### [Problem]
Render the stretch from the line containing "Segment this screenshot: for" through the line containing "caption-panel: (B): [101, 757, 123, 775]" as a numbered list, leaving out blank lines and pictures.

### [Supplied records]
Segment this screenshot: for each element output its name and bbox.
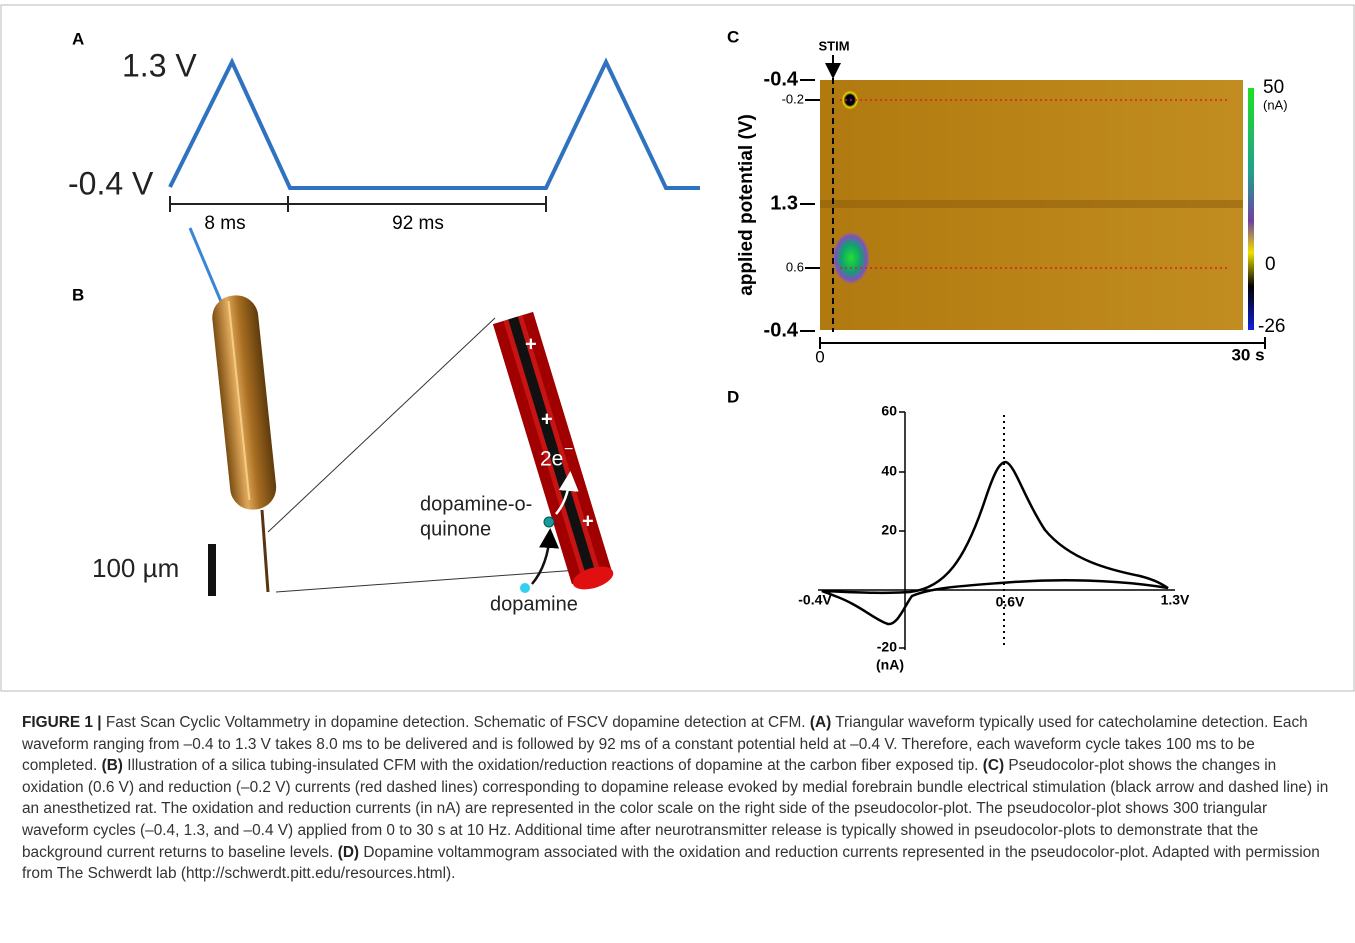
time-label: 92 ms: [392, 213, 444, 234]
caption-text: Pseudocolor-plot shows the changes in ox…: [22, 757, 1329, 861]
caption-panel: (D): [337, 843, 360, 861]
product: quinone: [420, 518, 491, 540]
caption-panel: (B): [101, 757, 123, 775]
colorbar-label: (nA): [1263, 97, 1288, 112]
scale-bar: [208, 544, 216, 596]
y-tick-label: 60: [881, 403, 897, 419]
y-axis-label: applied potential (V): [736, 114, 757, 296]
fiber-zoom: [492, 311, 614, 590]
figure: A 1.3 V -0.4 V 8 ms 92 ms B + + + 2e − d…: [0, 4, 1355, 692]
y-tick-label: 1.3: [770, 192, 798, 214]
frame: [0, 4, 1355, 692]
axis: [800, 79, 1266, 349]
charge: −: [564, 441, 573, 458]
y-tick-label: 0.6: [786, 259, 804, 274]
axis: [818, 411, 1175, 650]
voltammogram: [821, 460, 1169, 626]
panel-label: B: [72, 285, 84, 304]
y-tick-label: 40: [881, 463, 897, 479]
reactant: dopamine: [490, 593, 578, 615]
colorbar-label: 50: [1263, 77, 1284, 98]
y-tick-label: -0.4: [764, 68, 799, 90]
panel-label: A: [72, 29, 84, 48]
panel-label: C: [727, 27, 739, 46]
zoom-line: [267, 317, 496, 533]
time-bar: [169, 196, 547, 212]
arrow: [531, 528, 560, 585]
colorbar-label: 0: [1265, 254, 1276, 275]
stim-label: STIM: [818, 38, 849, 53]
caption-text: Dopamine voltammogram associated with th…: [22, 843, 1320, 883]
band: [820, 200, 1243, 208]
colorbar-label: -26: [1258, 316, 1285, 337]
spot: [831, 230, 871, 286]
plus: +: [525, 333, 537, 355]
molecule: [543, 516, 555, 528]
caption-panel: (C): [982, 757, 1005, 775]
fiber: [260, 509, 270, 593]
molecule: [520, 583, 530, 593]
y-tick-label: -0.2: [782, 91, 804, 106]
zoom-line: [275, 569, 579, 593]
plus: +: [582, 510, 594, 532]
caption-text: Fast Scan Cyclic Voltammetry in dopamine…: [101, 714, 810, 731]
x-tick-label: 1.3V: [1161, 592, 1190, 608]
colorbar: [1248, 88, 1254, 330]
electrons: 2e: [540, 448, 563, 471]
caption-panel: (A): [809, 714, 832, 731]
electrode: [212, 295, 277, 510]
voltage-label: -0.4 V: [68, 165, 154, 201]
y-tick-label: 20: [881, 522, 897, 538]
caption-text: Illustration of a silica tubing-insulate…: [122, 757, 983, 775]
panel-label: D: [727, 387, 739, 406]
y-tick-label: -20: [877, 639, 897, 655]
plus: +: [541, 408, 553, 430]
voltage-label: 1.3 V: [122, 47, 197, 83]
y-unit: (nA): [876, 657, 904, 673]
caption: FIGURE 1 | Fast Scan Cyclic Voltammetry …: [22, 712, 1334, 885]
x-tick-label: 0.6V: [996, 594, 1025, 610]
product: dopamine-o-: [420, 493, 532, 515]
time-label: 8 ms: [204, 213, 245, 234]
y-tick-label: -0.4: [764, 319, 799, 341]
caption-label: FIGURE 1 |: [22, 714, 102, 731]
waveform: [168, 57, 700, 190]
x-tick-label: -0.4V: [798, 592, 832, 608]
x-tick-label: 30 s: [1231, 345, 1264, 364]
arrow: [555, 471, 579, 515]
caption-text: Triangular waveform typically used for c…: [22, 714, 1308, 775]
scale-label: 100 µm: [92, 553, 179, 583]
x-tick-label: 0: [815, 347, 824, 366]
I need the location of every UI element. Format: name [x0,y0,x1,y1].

...

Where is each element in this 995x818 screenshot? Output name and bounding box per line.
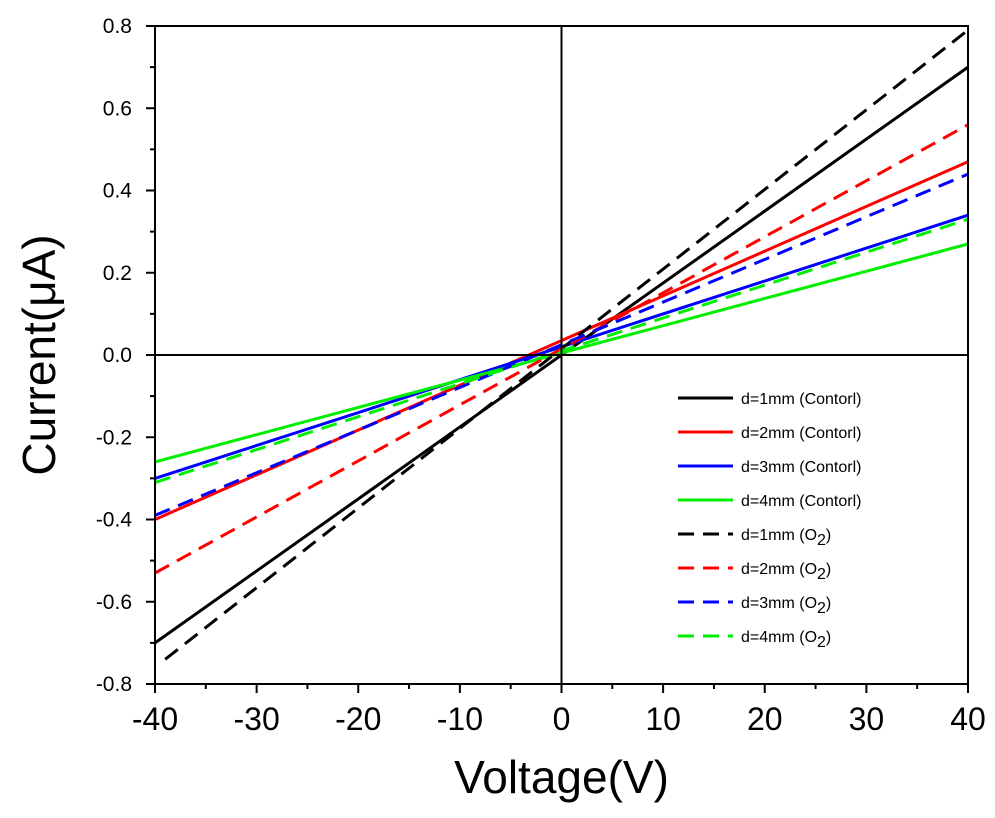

### [Worked solution]
1. Segment this screenshot: for each element output its name and bbox.
2. time-label: 92 ms: [392, 213, 444, 234]
3. caption-text: Pseudocolor-plot shows the changes in ox…: [22, 757, 1329, 861]
4. caption-panel: (D): [337, 843, 360, 861]
5. product: quinone: [420, 518, 491, 540]
6. caption-panel: (B): [101, 757, 123, 775]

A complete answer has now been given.